Text extract:
⁂

Posted on 02/11/2010 6:21:54 AM PST by shove_it

Natural gas is the fossil fuel du jour. At Davos, BP CEO Tony Hayward described unconventional natural gas as a 'complete game changer'. The rest of the panel agreed. In December Exxon Mobil (XOM) bought XTO Energy for $41bn to access its resource base of 45tcf (trillion cubic feet) of unconventional natty. Some see this as Exxon pivoting away from difficult to find oil into where the future fossil fuel growth will be. America is now apparently awash in a 100 year supply of nat gas. Why not use that for transport and stop the annual outflow of some $300bn out of the American economy, much of it to supposed enemies, all while creating those elusive green jobs?

⁂

Record extracts:
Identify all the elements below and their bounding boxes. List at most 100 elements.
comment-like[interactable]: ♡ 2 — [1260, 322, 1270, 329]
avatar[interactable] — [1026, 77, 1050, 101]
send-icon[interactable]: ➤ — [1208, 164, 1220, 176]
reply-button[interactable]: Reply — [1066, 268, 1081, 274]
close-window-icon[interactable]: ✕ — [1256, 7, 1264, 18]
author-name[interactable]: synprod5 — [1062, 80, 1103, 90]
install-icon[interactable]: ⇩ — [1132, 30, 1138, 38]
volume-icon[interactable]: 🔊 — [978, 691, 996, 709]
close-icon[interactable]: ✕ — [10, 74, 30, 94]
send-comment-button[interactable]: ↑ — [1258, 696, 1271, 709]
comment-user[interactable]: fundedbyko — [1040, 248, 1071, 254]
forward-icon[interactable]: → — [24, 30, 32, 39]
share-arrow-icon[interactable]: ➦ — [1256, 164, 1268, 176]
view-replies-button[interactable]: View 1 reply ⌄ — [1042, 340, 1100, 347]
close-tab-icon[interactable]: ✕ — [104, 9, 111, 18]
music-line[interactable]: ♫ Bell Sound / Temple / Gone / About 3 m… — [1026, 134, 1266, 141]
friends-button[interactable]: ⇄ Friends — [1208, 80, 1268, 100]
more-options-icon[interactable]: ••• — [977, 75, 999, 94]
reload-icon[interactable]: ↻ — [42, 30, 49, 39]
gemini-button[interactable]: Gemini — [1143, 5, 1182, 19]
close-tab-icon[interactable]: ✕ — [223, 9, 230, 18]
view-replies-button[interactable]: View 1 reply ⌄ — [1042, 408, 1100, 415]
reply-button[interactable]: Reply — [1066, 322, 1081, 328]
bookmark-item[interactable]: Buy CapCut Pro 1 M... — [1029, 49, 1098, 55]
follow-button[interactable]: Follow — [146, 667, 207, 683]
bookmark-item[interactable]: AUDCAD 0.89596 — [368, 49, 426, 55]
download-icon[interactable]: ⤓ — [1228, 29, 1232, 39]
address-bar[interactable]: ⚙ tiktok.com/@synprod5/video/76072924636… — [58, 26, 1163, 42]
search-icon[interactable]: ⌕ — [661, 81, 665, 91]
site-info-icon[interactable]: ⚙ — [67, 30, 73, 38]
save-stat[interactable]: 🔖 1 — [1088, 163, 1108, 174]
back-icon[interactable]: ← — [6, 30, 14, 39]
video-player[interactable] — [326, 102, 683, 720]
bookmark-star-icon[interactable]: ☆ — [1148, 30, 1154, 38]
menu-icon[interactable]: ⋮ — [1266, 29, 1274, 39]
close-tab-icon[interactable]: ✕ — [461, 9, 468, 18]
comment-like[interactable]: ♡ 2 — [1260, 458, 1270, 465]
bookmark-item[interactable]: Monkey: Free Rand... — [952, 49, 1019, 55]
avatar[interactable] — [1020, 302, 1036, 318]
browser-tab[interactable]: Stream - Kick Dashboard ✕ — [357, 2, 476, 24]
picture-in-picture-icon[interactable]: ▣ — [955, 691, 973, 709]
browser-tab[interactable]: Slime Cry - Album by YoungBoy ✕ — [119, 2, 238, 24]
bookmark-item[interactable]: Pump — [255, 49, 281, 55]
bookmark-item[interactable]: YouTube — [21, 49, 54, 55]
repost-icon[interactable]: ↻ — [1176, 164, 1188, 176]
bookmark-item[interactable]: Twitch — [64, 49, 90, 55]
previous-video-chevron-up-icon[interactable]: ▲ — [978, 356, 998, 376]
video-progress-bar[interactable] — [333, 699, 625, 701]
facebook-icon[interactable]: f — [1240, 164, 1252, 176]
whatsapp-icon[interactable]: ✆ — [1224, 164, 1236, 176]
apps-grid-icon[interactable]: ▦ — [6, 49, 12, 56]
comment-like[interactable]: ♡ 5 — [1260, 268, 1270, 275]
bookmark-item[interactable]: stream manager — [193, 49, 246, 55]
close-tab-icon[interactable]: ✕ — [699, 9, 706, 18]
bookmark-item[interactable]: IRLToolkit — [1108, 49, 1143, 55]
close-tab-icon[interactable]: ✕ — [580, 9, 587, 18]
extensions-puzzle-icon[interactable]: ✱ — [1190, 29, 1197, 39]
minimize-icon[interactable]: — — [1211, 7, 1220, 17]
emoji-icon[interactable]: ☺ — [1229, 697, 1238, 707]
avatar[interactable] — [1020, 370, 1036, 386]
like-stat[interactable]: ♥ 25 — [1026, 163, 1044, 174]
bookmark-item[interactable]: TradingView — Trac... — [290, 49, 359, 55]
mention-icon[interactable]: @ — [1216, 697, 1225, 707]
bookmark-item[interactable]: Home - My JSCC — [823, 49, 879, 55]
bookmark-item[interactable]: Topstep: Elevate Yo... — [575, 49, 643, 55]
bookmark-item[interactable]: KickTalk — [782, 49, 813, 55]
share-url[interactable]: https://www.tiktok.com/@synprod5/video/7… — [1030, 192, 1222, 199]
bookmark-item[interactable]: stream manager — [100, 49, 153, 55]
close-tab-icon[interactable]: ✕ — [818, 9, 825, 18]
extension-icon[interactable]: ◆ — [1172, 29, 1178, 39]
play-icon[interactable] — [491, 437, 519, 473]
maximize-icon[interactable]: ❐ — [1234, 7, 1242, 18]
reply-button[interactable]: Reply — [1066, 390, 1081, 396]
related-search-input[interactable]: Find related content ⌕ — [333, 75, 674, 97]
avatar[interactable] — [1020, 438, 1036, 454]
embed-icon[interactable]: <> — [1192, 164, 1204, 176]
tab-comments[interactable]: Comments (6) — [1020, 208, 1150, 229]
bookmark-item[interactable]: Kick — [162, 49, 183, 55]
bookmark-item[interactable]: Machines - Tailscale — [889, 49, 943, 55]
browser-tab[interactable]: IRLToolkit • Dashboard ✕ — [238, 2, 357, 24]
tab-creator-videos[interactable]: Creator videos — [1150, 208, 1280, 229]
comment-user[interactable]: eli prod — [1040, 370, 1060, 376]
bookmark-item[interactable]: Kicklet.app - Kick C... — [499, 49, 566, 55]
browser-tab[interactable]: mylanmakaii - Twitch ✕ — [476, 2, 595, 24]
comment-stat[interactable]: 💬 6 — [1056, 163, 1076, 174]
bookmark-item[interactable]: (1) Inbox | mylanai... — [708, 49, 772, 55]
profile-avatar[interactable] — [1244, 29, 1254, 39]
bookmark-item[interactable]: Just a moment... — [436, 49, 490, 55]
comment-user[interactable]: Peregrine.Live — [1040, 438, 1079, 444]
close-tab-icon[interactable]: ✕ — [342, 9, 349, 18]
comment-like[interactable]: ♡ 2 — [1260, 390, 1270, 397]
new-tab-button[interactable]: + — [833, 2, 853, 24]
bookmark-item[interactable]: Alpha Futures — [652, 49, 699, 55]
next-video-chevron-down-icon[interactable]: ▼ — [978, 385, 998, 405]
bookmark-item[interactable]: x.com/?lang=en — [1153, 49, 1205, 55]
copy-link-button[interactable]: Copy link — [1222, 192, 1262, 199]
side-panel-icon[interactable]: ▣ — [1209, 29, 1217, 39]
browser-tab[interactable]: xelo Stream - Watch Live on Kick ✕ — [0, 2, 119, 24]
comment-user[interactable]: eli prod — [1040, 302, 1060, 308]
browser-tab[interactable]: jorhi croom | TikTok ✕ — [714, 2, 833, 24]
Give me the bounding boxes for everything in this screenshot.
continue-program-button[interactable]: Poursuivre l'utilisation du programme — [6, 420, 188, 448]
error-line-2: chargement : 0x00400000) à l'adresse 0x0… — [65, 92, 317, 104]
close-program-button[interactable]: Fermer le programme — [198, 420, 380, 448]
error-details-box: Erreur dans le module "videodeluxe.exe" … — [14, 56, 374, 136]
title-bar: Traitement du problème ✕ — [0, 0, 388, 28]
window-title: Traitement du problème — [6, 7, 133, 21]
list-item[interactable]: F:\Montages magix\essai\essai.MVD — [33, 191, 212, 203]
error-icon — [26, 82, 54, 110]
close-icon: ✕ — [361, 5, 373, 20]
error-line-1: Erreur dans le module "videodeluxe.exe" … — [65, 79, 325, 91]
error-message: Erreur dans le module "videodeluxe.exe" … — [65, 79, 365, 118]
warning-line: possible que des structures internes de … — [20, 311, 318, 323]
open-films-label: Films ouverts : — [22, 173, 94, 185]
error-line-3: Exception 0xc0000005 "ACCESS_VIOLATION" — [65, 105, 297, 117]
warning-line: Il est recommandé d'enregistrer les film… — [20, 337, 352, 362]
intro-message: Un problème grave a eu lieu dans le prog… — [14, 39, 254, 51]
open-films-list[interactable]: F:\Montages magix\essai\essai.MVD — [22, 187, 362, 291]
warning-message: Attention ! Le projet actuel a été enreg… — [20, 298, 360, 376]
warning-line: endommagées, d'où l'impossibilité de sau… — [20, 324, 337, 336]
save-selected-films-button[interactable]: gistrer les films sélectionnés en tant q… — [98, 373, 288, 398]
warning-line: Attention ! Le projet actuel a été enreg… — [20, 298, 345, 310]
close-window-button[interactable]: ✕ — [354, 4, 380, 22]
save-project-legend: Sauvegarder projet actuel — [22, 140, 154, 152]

⁂

Exercise requirements:
1. From the natural gas post, duplicate everything from "Natural gas is" down to "elusive green jobs?".
2. Answer these about the natural gas post:
(a) Who called unconventional natural gas a 'complete game changer,' and where?
(b) What price did Exxon Mobil pay for XTO Energy?
(c) How many years of natural gas supply is America said to have?
3. Carry the natural gas post further, starting after its last sentence.

Exercise results:
1.
Natural gas is the fossil fuel du jour. At Davos, BP CEO Tony Hayward described unconventional natural gas as a 'complete game changer'. The rest of the panel agreed. In December Exxon Mobil (XOM) bought XTO Energy for $41bn to access its resource base of 45tcf (trillion cubic feet) of unconventional natty. Some see this as Exxon pivoting away from difficult to find oil into where the future fossil fuel growth will be. America is now apparently awash in a 100 year supply of nat gas. Why not use that for transport and stop the annual outflow of some $300bn out of the American economy, much of it to supposed enemies, all while creating those elusive green jobs?

2.
(a) BP CEO Tony Hayward, at Davos
(b) $41bn
(c) 100 years

3.
Seeking Alpha author Michael Fitzsimmons has for a long time been passionately advocating natural gas as a panacea for the prospective peak oil problem. Many here agree, decrying Secretary Chu's "agnostic" stance towards its use for transport. T. Boone Pickens, in his Pickens' Plan redux, suggests that by transferring 18 wheelers and buses to natural by 2020 we could cut OPEC import dependence in half. I decided to take a quick look under the hood myself. My straw man will be that the US can stop all oil imports by 2035.

I find graphs are a powerful way to cut through the rhetoric and get down to the quantitative basics so I'll try to supply a few here.

[...]

The likely result of Pickens' plan being successful would be that by 2020 heating diesel and jet fuel would get cheaper (distillates are made with the same molecules) or else the diesel would be exported. The exposure to crude oil wouldn't change.

[...]

Are there any inaccuracies so far? Perhaps a refining expert could weigh in.

(Excerpt) Read more at seekingalpha.com ...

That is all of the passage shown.